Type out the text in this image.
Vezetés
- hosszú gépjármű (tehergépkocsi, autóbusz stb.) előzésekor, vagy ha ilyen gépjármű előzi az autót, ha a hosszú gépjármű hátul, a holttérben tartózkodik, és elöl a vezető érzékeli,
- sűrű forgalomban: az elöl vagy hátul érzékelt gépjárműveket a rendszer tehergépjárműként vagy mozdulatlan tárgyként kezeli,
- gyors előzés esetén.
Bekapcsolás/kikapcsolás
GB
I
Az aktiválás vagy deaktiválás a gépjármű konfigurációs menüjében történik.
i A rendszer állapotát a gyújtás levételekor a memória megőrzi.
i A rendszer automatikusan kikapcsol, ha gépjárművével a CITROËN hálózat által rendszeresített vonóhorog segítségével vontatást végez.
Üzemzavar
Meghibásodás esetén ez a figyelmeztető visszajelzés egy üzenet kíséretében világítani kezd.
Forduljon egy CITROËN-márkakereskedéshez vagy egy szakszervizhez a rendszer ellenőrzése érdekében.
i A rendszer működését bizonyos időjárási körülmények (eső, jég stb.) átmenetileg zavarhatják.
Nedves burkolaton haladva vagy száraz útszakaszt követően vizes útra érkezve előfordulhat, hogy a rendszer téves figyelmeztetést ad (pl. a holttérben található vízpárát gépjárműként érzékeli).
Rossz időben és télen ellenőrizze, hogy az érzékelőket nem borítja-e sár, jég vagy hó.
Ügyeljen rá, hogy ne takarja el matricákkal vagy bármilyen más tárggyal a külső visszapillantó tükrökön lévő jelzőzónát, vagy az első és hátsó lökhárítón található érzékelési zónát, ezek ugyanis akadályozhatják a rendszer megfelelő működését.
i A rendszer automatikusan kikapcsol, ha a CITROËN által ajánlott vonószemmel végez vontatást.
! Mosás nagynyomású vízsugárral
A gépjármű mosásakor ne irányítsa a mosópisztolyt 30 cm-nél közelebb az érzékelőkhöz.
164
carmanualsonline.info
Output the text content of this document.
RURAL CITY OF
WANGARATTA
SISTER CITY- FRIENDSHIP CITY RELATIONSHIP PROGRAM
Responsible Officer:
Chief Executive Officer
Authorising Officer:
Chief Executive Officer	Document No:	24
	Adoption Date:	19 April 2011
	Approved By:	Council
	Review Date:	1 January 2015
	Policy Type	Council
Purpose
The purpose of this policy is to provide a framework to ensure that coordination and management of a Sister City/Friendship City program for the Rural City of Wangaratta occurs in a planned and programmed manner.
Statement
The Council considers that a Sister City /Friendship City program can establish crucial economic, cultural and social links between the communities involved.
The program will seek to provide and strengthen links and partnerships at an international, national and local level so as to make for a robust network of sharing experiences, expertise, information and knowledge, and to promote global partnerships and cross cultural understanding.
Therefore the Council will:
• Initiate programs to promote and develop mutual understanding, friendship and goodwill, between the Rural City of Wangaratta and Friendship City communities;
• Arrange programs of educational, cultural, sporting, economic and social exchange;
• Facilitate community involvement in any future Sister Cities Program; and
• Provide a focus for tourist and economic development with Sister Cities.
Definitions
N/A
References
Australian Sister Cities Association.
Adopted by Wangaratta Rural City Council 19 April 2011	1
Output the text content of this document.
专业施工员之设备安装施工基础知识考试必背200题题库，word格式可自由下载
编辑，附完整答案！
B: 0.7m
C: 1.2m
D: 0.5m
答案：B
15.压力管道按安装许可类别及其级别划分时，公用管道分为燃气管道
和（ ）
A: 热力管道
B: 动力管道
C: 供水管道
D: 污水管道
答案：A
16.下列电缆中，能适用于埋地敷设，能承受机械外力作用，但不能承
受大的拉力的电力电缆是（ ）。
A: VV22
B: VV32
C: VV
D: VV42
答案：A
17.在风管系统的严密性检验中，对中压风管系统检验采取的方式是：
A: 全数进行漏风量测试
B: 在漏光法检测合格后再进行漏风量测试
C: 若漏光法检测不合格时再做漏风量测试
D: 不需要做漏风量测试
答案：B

▬▬▬

■ **Directions**
Reproduce each record exactly, leaving nothing out.

■ **Result of the task**
Type out the text in this image.
Vezetés
- hosszú gépjármű (tehergépkocsi, autóbusz stb.) előzésekor, vagy ha ilyen gépjármű előzi az autót, ha a hosszú gépjármű hátul, a holttérben tartózkodik, és elöl a vezető érzékeli,
- sűrű forgalomban: az elöl vagy hátul érzékelt gépjárműveket a rendszer tehergépjárműként vagy mozdulatlan tárgyként kezeli,
- gyors előzés esetén.
Bekapcsolás/kikapcsolás
GB
I
Az aktiválás vagy deaktiválás a gépjármű konfigurációs menüjében történik.
i A rendszer állapotát a gyújtás levételekor a memória megőrzi.
i A rendszer automatikusan kikapcsol, ha gépjárművével a CITROËN hálózat által rendszeresített vonóhorog segítségével vontatást végez.
Üzemzavar
Meghibásodás esetén ez a figyelmeztető visszajelzés egy üzenet kíséretében világítani kezd.
Forduljon egy CITROËN-márkakereskedéshez vagy egy szakszervizhez a rendszer ellenőrzése érdekében.
i A rendszer működését bizonyos időjárási körülmények (eső, jég stb.) átmenetileg zavarhatják.
Nedves burkolaton haladva vagy száraz útszakaszt követően vizes útra érkezve előfordulhat, hogy a rendszer téves figyelmeztetést ad (pl. a holttérben található vízpárát gépjárműként érzékeli).
Rossz időben és télen ellenőrizze, hogy az érzékelőket nem borítja-e sár, jég vagy hó.
Ügyeljen rá, hogy ne takarja el matricákkal vagy bármilyen más tárggyal a külső visszapillantó tükrökön lévő jelzőzónát, vagy az első és hátsó lökhárítón található érzékelési zónát, ezek ugyanis akadályozhatják a rendszer megfelelő működését.
i A rendszer automatikusan kikapcsol, ha a CITROËN által ajánlott vonószemmel végez vontatást.
! Mosás nagynyomású vízsugárral
A gépjármű mosásakor ne irányítsa a mosópisztolyt 30 cm-nél közelebb az érzékelőkhöz.
164
carmanualsonline.info
Output the text content of this document.
RURAL CITY OF
WANGARATTA
SISTER CITY- FRIENDSHIP CITY RELATIONSHIP PROGRAM
Responsible Officer:
Chief Executive Officer
Authorising Officer:
Chief Executive Officer	Document No:	24
	Adoption Date:	19 April 2011
	Approved By:	Council
	Review Date:	1 January 2015
	Policy Type	Council
Purpose
The purpose of this policy is to provide a framework to ensure that coordination and management of a Sister City/Friendship City program for the Rural City of Wangaratta occurs in a planned and programmed manner.
Statement
The Council considers that a Sister City /Friendship City program can establish crucial economic, cultural and social links between the communities involved.
The program will seek to provide and strengthen links and partnerships at an international, national and local level so as to make for a robust network of sharing experiences, expertise, information and knowledge, and to promote global partnerships and cross cultural understanding.
Therefore the Council will:
• Initiate programs to promote and develop mutual understanding, friendship and goodwill, between the Rural City of Wangaratta and Friendship City communities;
• Arrange programs of educational, cultural, sporting, economic and social exchange;
• Facilitate community involvement in any future Sister Cities Program; and
• Provide a focus for tourist and economic development with Sister Cities.
Definitions
N/A
References
Australian Sister Cities Association.
Adopted by Wangaratta Rural City Council 19 April 2011	1
Output the text content of this document.
专业施工员之设备安装施工基础知识考试必背200题题库，word格式可自由下载
编辑，附完整答案！
B: 0.7m
C: 1.2m
D: 0.5m
答案：B
15.压力管道按安装许可类别及其级别划分时，公用管道分为燃气管道
和（ ）
A: 热力管道
B: 动力管道
C: 供水管道
D: 污水管道
答案：A
16.下列电缆中，能适用于埋地敷设，能承受机械外力作用，但不能承
受大的拉力的电力电缆是（ ）。
A: VV22
B: VV32
C: VV
D: VV42
答案：A
17.在风管系统的严密性检验中，对中压风管系统检验采取的方式是：
A: 全数进行漏风量测试
B: 在漏光法检测合格后再进行漏风量测试
C: 若漏光法检测不合格时再做漏风量测试
D: 不需要做漏风量测试
答案：B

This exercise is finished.